Requirements
Repeat, exactly and completely, the material that follows. Omit the pictures.

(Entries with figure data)
--- Begin ---

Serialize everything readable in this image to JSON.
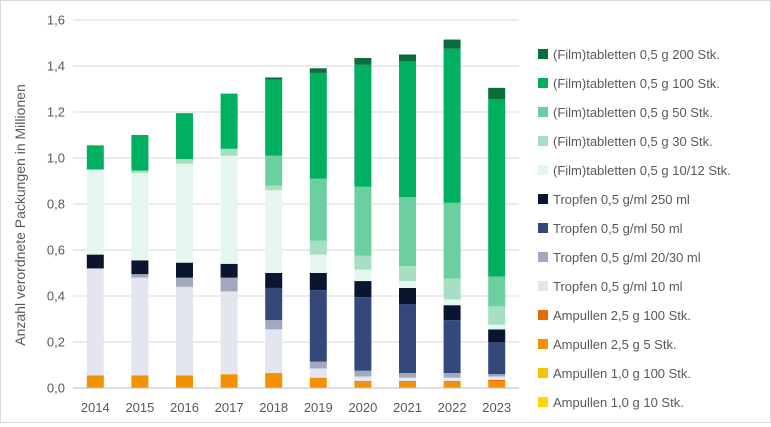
{
  "chart_data": {
    "type": "bar",
    "stacked": true,
    "ylabel": "Anzahl verordnete Packungen in Millionen",
    "xlabel": "",
    "ylim": [
      0,
      1.6
    ],
    "yticks": [
      "0,0",
      "0,2",
      "0,4",
      "0,6",
      "0,8",
      "1,0",
      "1,2",
      "1,4",
      "1,6"
    ],
    "grid": true,
    "legend_position": "right",
    "categories": [
      "2014",
      "2015",
      "2016",
      "2017",
      "2018",
      "2019",
      "2020",
      "2021",
      "2022",
      "2023"
    ],
    "series": [
      {
        "name": "Ampullen 1,0 g 10 Stk.",
        "color": "#ffd700",
        "values": [
          0,
          0,
          0,
          0,
          0,
          0,
          0,
          0,
          0,
          0
        ]
      },
      {
        "name": "Ampullen 1,0 g 100 Stk.",
        "color": "#f5c400",
        "values": [
          0,
          0,
          0,
          0,
          0,
          0,
          0,
          0,
          0,
          0
        ]
      },
      {
        "name": "Ampullen 2,5 g 5 Stk.",
        "color": "#f39200",
        "values": [
          0.055,
          0.055,
          0.055,
          0.06,
          0.065,
          0.045,
          0.025,
          0.025,
          0.025,
          0.03
        ]
      },
      {
        "name": "Ampullen 2,5 g 100 Stk.",
        "color": "#e56b00",
        "values": [
          0,
          0,
          0,
          0,
          0,
          0,
          0.005,
          0.005,
          0.005,
          0.005
        ]
      },
      {
        "name": "Tropfen 0,5 g/ml 10 ml",
        "color": "#e3e6ee",
        "values": [
          0.465,
          0.425,
          0.385,
          0.36,
          0.19,
          0.04,
          0.02,
          0.015,
          0.015,
          0.015
        ]
      },
      {
        "name": "Tropfen 0,5 g/ml 20/30 ml",
        "color": "#a2a9bf",
        "values": [
          0,
          0.015,
          0.04,
          0.06,
          0.04,
          0.03,
          0.025,
          0.02,
          0.02,
          0.01
        ]
      },
      {
        "name": "Tropfen 0,5 g/ml 50 ml",
        "color": "#34497a",
        "values": [
          0,
          0,
          0,
          0,
          0.14,
          0.31,
          0.32,
          0.3,
          0.23,
          0.14
        ]
      },
      {
        "name": "Tropfen 0,5 g/ml 250 ml",
        "color": "#0a1530",
        "values": [
          0.06,
          0.06,
          0.065,
          0.06,
          0.065,
          0.075,
          0.07,
          0.07,
          0.065,
          0.055
        ]
      },
      {
        "name": "(Film)tabletten 0,5 g 10/12 Stk.",
        "color": "#e5f6ee",
        "values": [
          0.37,
          0.38,
          0.43,
          0.47,
          0.36,
          0.08,
          0.05,
          0.03,
          0.025,
          0.02
        ]
      },
      {
        "name": "(Film)tabletten 0,5 g 30 Stk.",
        "color": "#a6dfc1",
        "values": [
          0,
          0.01,
          0.02,
          0.03,
          0.02,
          0.06,
          0.06,
          0.065,
          0.09,
          0.08
        ]
      },
      {
        "name": "(Film)tabletten 0,5 g 50 Stk.",
        "color": "#6ccf9f",
        "values": [
          0,
          0,
          0,
          0,
          0.13,
          0.27,
          0.3,
          0.3,
          0.33,
          0.13
        ]
      },
      {
        "name": "(Film)tabletten 0,5 g 100 Stk.",
        "color": "#00b060",
        "values": [
          0.105,
          0.155,
          0.2,
          0.24,
          0.33,
          0.46,
          0.53,
          0.59,
          0.67,
          0.77
        ]
      },
      {
        "name": "(Film)tabletten 0,5 g 200 Stk.",
        "color": "#0a6e3c",
        "values": [
          0,
          0,
          0,
          0,
          0.01,
          0.02,
          0.03,
          0.03,
          0.04,
          0.05
        ]
      }
    ]
  }
}
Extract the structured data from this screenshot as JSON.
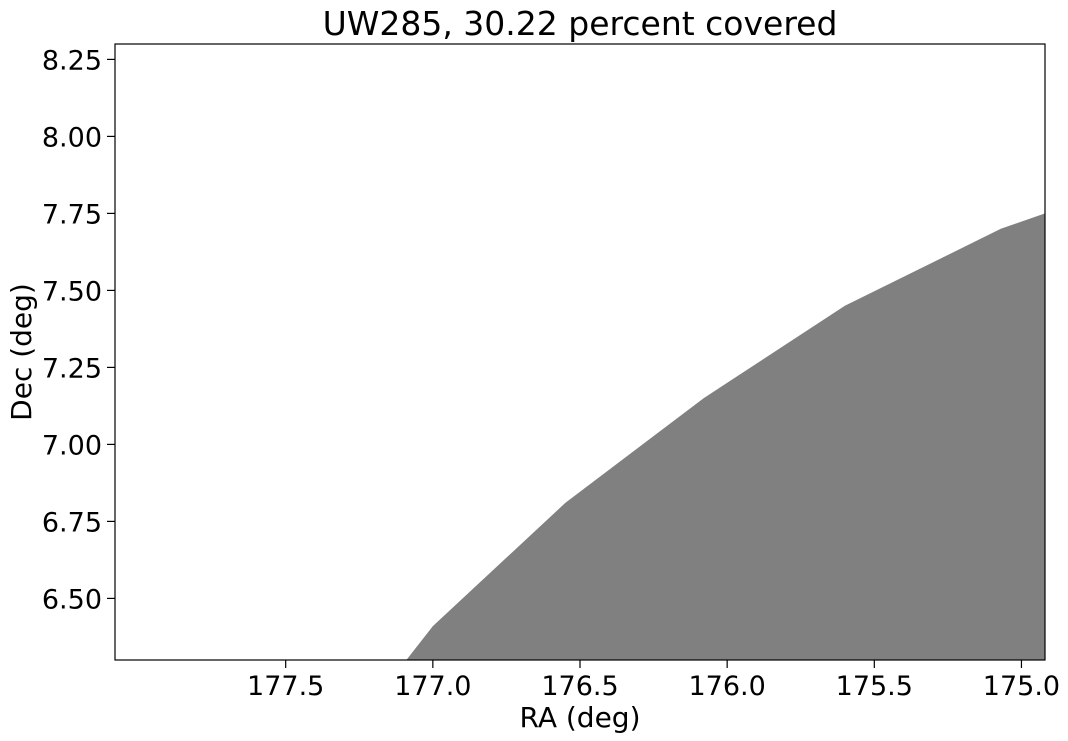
{
  "chart_data": {
    "type": "area",
    "title": "UW285, 30.22 percent covered",
    "xlabel": "RA (deg)",
    "ylabel": "Dec (deg)",
    "xlim": [
      178.08,
      174.92
    ],
    "ylim": [
      6.3,
      8.3
    ],
    "x_inverted": true,
    "grid": false,
    "xticks": [
      177.5,
      177.0,
      176.5,
      176.0,
      175.5,
      175.0
    ],
    "xtick_labels": [
      "177.5",
      "177.0",
      "176.5",
      "176.0",
      "175.5",
      "175.0"
    ],
    "yticks": [
      6.5,
      6.75,
      7.0,
      7.25,
      7.5,
      7.75,
      8.0,
      8.25
    ],
    "ytick_labels": [
      "6.50",
      "6.75",
      "7.00",
      "7.25",
      "7.50",
      "7.75",
      "8.00",
      "8.25"
    ],
    "fill_color": "#808080",
    "polygon": [
      {
        "x": 177.09,
        "y": 6.3
      },
      {
        "x": 177.0,
        "y": 6.41
      },
      {
        "x": 176.55,
        "y": 6.81
      },
      {
        "x": 176.08,
        "y": 7.15
      },
      {
        "x": 175.6,
        "y": 7.45
      },
      {
        "x": 175.07,
        "y": 7.7
      },
      {
        "x": 174.92,
        "y": 7.75
      },
      {
        "x": 174.92,
        "y": 6.3
      }
    ]
  }
}
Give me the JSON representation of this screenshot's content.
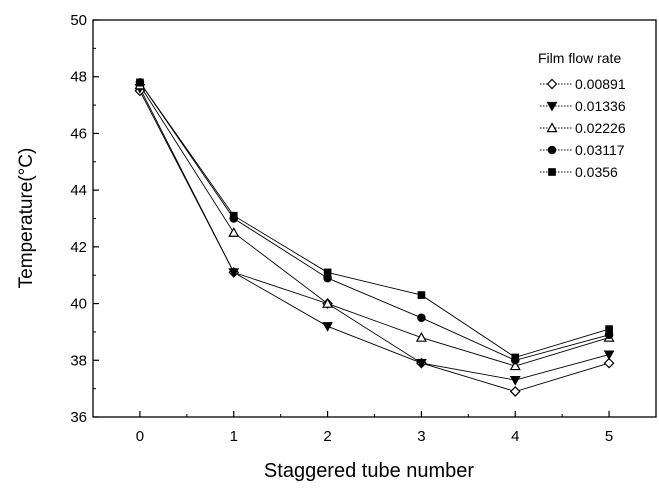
{
  "chart_data": {
    "type": "line",
    "xlabel": "Staggered tube number",
    "ylabel": "Temperature(°C)",
    "xlim": [
      -0.5,
      5.5
    ],
    "ylim": [
      36,
      50
    ],
    "xticks": [
      0,
      1,
      2,
      3,
      4,
      5
    ],
    "yticks": [
      36,
      38,
      40,
      42,
      44,
      46,
      48,
      50
    ],
    "x": [
      0,
      1,
      2,
      3,
      4,
      5
    ],
    "legend_title": "Film flow rate",
    "legend_position": "top-right",
    "grid": false,
    "series": [
      {
        "name": "0.00891",
        "marker": "diamond-open",
        "values": [
          47.5,
          41.1,
          40.0,
          37.9,
          36.9,
          37.9
        ]
      },
      {
        "name": "0.01336",
        "marker": "triangle-down-filled",
        "values": [
          47.6,
          41.1,
          39.2,
          37.9,
          37.3,
          38.2
        ]
      },
      {
        "name": "0.02226",
        "marker": "triangle-up-open",
        "values": [
          47.7,
          42.5,
          40.0,
          38.8,
          37.8,
          38.8
        ]
      },
      {
        "name": "0.03117",
        "marker": "circle-filled",
        "values": [
          47.8,
          43.0,
          40.9,
          39.5,
          38.0,
          38.9
        ]
      },
      {
        "name": "0.0356",
        "marker": "square-filled",
        "values": [
          47.8,
          43.1,
          41.1,
          40.3,
          38.1,
          39.1
        ]
      }
    ]
  }
}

--- End ---

Exercise answer
Serialize everything readable in this image to JSON.
{
  "chart_data": {
    "type": "bar",
    "stacked": true,
    "ylabel": "Anzahl verordnete Packungen in Millionen",
    "xlabel": "",
    "ylim": [
      0,
      1.6
    ],
    "yticks": [
      "0,0",
      "0,2",
      "0,4",
      "0,6",
      "0,8",
      "1,0",
      "1,2",
      "1,4",
      "1,6"
    ],
    "grid": true,
    "legend_position": "right",
    "categories": [
      "2014",
      "2015",
      "2016",
      "2017",
      "2018",
      "2019",
      "2020",
      "2021",
      "2022",
      "2023"
    ],
    "series": [
      {
        "name": "Ampullen 1,0 g 10 Stk.",
        "color": "#ffd700",
        "values": [
          0,
          0,
          0,
          0,
          0,
          0,
          0,
          0,
          0,
          0
        ]
      },
      {
        "name": "Ampullen 1,0 g 100 Stk.",
        "color": "#f5c400",
        "values": [
          0,
          0,
          0,
          0,
          0,
          0,
          0,
          0,
          0,
          0
        ]
      },
      {
        "name": "Ampullen 2,5 g 5 Stk.",
        "color": "#f39200",
        "values": [
          0.055,
          0.055,
          0.055,
          0.06,
          0.065,
          0.045,
          0.025,
          0.025,
          0.025,
          0.03
        ]
      },
      {
        "name": "Ampullen 2,5 g 100 Stk.",
        "color": "#e56b00",
        "values": [
          0,
          0,
          0,
          0,
          0,
          0,
          0.005,
          0.005,
          0.005,
          0.005
        ]
      },
      {
        "name": "Tropfen 0,5 g/ml 10 ml",
        "color": "#e3e6ee",
        "values": [
          0.465,
          0.425,
          0.385,
          0.36,
          0.19,
          0.04,
          0.02,
          0.015,
          0.015,
          0.015
        ]
      },
      {
        "name": "Tropfen 0,5 g/ml 20/30 ml",
        "color": "#a2a9bf",
        "values": [
          0,
          0.015,
          0.04,
          0.06,
          0.04,
          0.03,
          0.025,
          0.02,
          0.02,
          0.01
        ]
      },
      {
        "name": "Tropfen 0,5 g/ml 50 ml",
        "color": "#34497a",
        "values": [
          0,
          0,
          0,
          0,
          0.14,
          0.31,
          0.32,
          0.3,
          0.23,
          0.14
        ]
      },
      {
        "name": "Tropfen 0,5 g/ml 250 ml",
        "color": "#0a1530",
        "values": [
          0.06,
          0.06,
          0.065,
          0.06,
          0.065,
          0.075,
          0.07,
          0.07,
          0.065,
          0.055
        ]
      },
      {
        "name": "(Film)tabletten 0,5 g 10/12 Stk.",
        "color": "#e5f6ee",
        "values": [
          0.37,
          0.38,
          0.43,
          0.47,
          0.36,
          0.08,
          0.05,
          0.03,
          0.025,
          0.02
        ]
      },
      {
        "name": "(Film)tabletten 0,5 g 30 Stk.",
        "color": "#a6dfc1",
        "values": [
          0,
          0.01,
          0.02,
          0.03,
          0.02,
          0.06,
          0.06,
          0.065,
          0.09,
          0.08
        ]
      },
      {
        "name": "(Film)tabletten 0,5 g 50 Stk.",
        "color": "#6ccf9f",
        "values": [
          0,
          0,
          0,
          0,
          0.13,
          0.27,
          0.3,
          0.3,
          0.33,
          0.13
        ]
      },
      {
        "name": "(Film)tabletten 0,5 g 100 Stk.",
        "color": "#00b060",
        "values": [
          0.105,
          0.155,
          0.2,
          0.24,
          0.33,
          0.46,
          0.53,
          0.59,
          0.67,
          0.77
        ]
      },
      {
        "name": "(Film)tabletten 0,5 g 200 Stk.",
        "color": "#0a6e3c",
        "values": [
          0,
          0,
          0,
          0,
          0.01,
          0.02,
          0.03,
          0.03,
          0.04,
          0.05
        ]
      }
    ]
  }
}
Extract the structured data from this screenshot as JSON.
{
  "chart_data": {
    "type": "area",
    "title": "UW285, 30.22 percent covered",
    "xlabel": "RA (deg)",
    "ylabel": "Dec (deg)",
    "xlim": [
      178.08,
      174.92
    ],
    "ylim": [
      6.3,
      8.3
    ],
    "x_inverted": true,
    "grid": false,
    "xticks": [
      177.5,
      177.0,
      176.5,
      176.0,
      175.5,
      175.0
    ],
    "xtick_labels": [
      "177.5",
      "177.0",
      "176.5",
      "176.0",
      "175.5",
      "175.0"
    ],
    "yticks": [
      6.5,
      6.75,
      7.0,
      7.25,
      7.5,
      7.75,
      8.0,
      8.25
    ],
    "ytick_labels": [
      "6.50",
      "6.75",
      "7.00",
      "7.25",
      "7.50",
      "7.75",
      "8.00",
      "8.25"
    ],
    "fill_color": "#808080",
    "polygon": [
      {
        "x": 177.09,
        "y": 6.3
      },
      {
        "x": 177.0,
        "y": 6.41
      },
      {
        "x": 176.55,
        "y": 6.81
      },
      {
        "x": 176.08,
        "y": 7.15
      },
      {
        "x": 175.6,
        "y": 7.45
      },
      {
        "x": 175.07,
        "y": 7.7
      },
      {
        "x": 174.92,
        "y": 7.75
      },
      {
        "x": 174.92,
        "y": 6.3
      }
    ]
  }
}
Give me the JSON representation of this screenshot's content.
{
  "chart_data": {
    "type": "line",
    "xlabel": "Staggered tube number",
    "ylabel": "Temperature(°C)",
    "xlim": [
      -0.5,
      5.5
    ],
    "ylim": [
      36,
      50
    ],
    "xticks": [
      0,
      1,
      2,
      3,
      4,
      5
    ],
    "yticks": [
      36,
      38,
      40,
      42,
      44,
      46,
      48,
      50
    ],
    "x": [
      0,
      1,
      2,
      3,
      4,
      5
    ],
    "legend_title": "Film flow rate",
    "legend_position": "top-right",
    "grid": false,
    "series": [
      {
        "name": "0.00891",
        "marker": "diamond-open",
        "values": [
          47.5,
          41.1,
          40.0,
          37.9,
          36.9,
          37.9
        ]
      },
      {
        "name": "0.01336",
        "marker": "triangle-down-filled",
        "values": [
          47.6,
          41.1,
          39.2,
          37.9,
          37.3,
          38.2
        ]
      },
      {
        "name": "0.02226",
        "marker": "triangle-up-open",
        "values": [
          47.7,
          42.5,
          40.0,
          38.8,
          37.8,
          38.8
        ]
      },
      {
        "name": "0.03117",
        "marker": "circle-filled",
        "values": [
          47.8,
          43.0,
          40.9,
          39.5,
          38.0,
          38.9
        ]
      },
      {
        "name": "0.0356",
        "marker": "square-filled",
        "values": [
          47.8,
          43.1,
          41.1,
          40.3,
          38.1,
          39.1
        ]
      }
    ]
  }
}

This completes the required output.